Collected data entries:
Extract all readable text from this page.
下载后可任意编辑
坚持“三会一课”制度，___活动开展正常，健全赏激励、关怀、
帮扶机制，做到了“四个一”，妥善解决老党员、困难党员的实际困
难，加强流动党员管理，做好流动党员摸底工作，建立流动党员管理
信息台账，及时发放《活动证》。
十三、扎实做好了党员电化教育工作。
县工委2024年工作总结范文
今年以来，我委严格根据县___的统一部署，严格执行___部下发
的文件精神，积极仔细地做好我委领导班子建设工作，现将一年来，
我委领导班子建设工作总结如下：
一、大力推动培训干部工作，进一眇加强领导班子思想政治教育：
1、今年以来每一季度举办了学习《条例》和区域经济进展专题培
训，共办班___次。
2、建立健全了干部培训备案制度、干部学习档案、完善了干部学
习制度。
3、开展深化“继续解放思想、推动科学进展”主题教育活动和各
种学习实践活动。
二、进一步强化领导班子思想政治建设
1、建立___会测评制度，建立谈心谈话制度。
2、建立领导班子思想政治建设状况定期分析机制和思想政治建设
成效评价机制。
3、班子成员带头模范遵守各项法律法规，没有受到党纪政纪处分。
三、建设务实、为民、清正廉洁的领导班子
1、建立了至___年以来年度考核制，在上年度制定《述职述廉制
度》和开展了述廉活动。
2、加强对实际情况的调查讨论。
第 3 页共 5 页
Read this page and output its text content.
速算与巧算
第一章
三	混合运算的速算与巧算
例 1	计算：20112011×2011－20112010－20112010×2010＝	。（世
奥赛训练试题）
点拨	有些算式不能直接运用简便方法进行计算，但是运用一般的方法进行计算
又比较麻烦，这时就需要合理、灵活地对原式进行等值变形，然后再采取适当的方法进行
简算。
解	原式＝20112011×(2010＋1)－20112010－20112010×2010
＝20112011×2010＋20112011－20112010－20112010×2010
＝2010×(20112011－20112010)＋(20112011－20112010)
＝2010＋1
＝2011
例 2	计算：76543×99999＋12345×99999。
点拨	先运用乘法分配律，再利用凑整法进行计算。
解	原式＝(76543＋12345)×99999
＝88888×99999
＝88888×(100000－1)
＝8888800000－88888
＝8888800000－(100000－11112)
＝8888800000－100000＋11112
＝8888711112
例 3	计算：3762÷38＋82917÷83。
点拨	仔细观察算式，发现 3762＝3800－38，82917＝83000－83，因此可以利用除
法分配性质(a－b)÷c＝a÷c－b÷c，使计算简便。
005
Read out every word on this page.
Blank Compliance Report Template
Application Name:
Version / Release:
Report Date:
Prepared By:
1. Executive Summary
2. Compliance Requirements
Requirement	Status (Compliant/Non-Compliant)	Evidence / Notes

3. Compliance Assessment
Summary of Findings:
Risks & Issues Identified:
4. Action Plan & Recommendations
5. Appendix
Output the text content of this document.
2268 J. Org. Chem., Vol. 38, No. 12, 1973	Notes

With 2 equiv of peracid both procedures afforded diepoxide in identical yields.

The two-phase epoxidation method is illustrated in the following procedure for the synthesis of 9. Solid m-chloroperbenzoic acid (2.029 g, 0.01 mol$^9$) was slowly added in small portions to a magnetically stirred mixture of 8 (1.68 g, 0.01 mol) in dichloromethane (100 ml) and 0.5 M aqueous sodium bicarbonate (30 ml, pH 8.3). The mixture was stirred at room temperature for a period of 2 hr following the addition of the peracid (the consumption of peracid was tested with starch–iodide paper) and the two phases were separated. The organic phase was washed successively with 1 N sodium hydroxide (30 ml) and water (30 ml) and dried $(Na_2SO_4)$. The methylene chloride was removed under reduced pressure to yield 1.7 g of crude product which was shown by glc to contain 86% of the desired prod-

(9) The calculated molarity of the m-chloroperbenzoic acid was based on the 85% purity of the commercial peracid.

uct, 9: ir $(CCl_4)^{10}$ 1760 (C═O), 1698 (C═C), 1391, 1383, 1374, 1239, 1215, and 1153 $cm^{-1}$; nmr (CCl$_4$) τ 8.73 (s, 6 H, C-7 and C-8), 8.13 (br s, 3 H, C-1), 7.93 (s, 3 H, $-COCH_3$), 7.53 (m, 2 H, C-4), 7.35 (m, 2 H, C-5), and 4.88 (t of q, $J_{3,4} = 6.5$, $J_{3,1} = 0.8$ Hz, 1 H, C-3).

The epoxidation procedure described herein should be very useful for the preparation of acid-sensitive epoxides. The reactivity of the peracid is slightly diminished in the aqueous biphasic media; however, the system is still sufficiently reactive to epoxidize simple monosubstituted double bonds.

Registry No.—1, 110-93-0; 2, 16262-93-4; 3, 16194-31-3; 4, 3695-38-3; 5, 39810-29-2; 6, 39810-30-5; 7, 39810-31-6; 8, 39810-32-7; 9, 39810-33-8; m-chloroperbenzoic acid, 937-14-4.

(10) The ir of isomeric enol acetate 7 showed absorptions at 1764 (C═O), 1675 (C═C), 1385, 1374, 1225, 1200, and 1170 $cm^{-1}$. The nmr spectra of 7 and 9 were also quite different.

◆ Aim of the exercise
Return every line above in which the string "this" occurs.

◆ Answer below
Extract all readable text from this page.
Read this page and output its text content.
Read out every word on this page.
Output the text content of this document.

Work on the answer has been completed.